— START Information given —

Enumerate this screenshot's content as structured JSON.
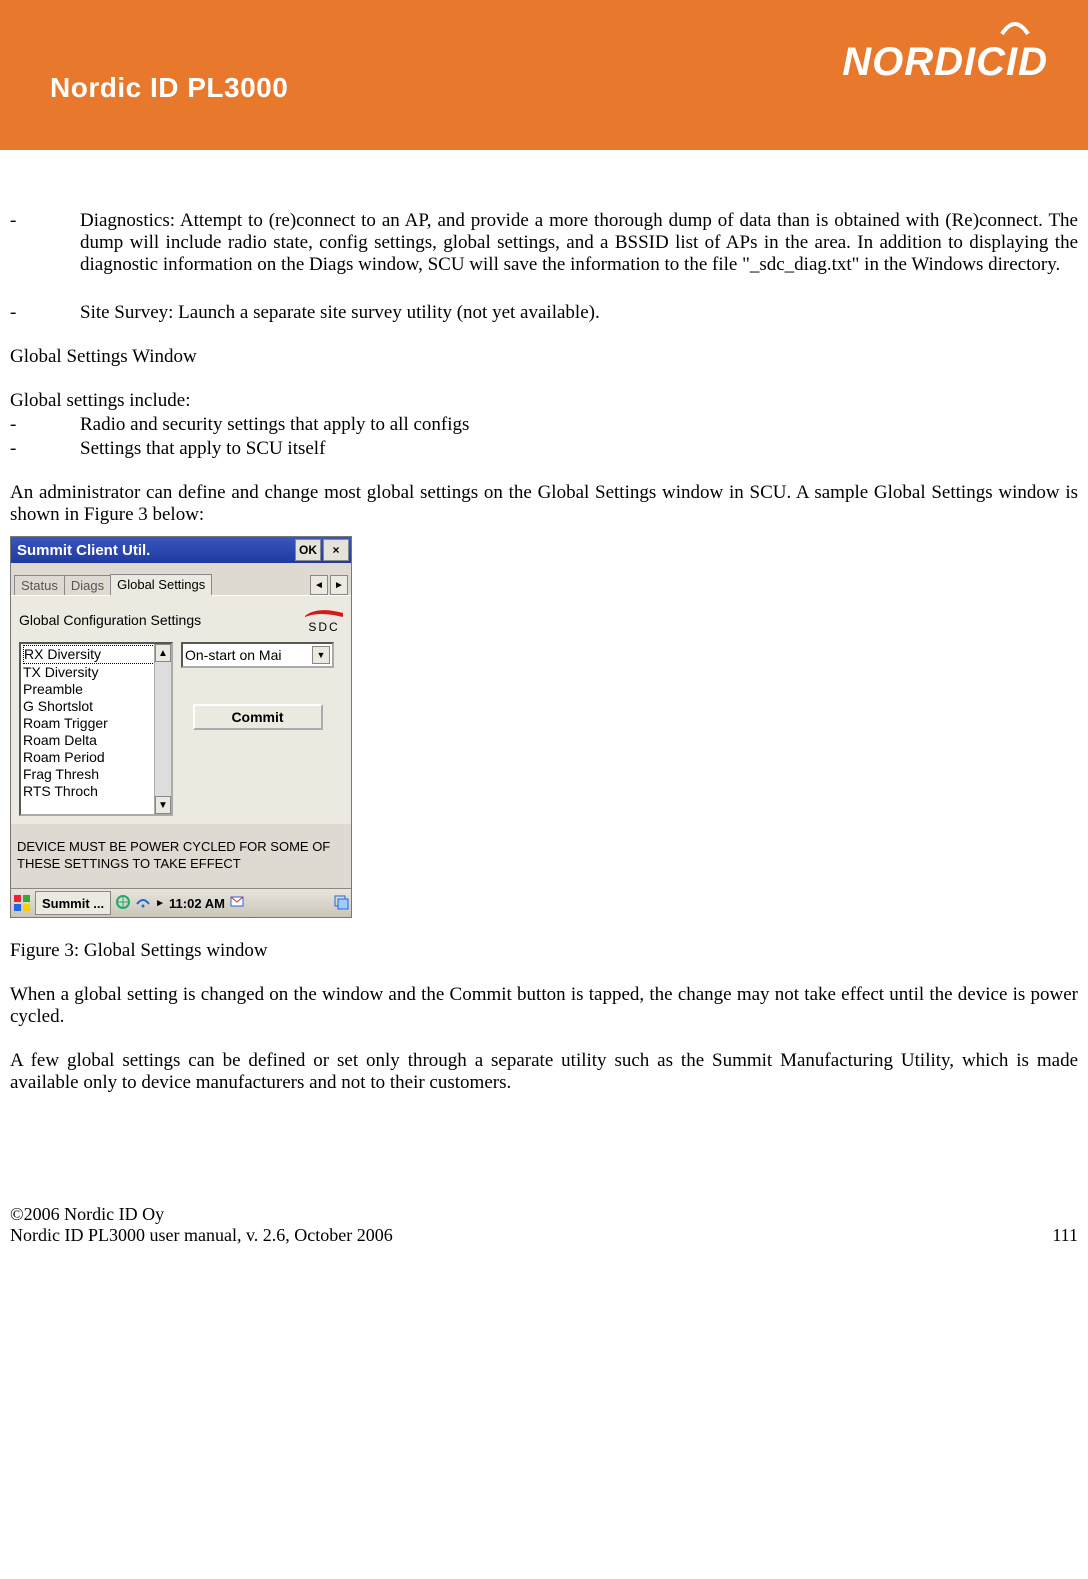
{
  "header": {
    "title": "Nordic ID PL3000",
    "brand": "NORDICID"
  },
  "body": {
    "bullet1": "Diagnostics: Attempt to (re)connect to an AP, and provide a more thorough dump of data than is obtained with (Re)connect.  The dump will include radio state, config settings, global settings, and a BSSID list of APs in the area.  In addition to displaying the diagnostic information on the Diags window, SCU will save the information to the file \"_sdc_diag.txt\" in the Windows directory.",
    "bullet2": "Site Survey: Launch a separate site survey utility (not yet available).",
    "gsw_heading": "Global Settings Window",
    "gs_include": "Global settings include:",
    "gs_b1": "Radio and security settings that apply to all configs",
    "gs_b2": "Settings that apply to SCU itself",
    "para_admin": "An administrator can define and change most global settings on the Global Settings window in SCU.  A sample Global Settings window is shown in Figure 3 below:",
    "fig_caption": "Figure 3: Global Settings window",
    "para_commit": "When a global setting is changed on the window and the Commit button is tapped, the change may not take effect until the device is power cycled.",
    "para_few": " A few global settings can be defined or set only through a separate utility such as the Summit Manufacturing Utility, which is made available only to device manufacturers and not to their customers."
  },
  "screenshot": {
    "window_title": "Summit Client Util.",
    "ok": "OK",
    "close": "×",
    "tabs": {
      "status": "Status",
      "diags": "Diags",
      "global": "Global Settings"
    },
    "config_title": "Global Configuration Settings",
    "sdc": "SDC",
    "list_items": [
      "RX Diversity",
      "TX Diversity",
      "Preamble",
      "G Shortslot",
      "Roam Trigger",
      "Roam Delta",
      "Roam Period",
      "Frag Thresh",
      "RTS Throch"
    ],
    "dropdown_value": "On-start on Mai",
    "commit": "Commit",
    "warning": "DEVICE MUST BE POWER CYCLED FOR SOME OF THESE SETTINGS TO TAKE EFFECT",
    "taskbar_app": "Summit ...",
    "time": "11:02 AM"
  },
  "footer": {
    "copyright": "©2006 Nordic ID Oy",
    "manual": "Nordic ID PL3000 user manual, v. 2.6, October 2006",
    "page": "111"
  }
}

— END Information given —

*Written request:*
List the lines of the records where "that" occurs.

*Right answer:*
    "gs_b1": "Radio and security settings that apply to all configs",
    "gs_b2": "Settings that apply to SCU itself",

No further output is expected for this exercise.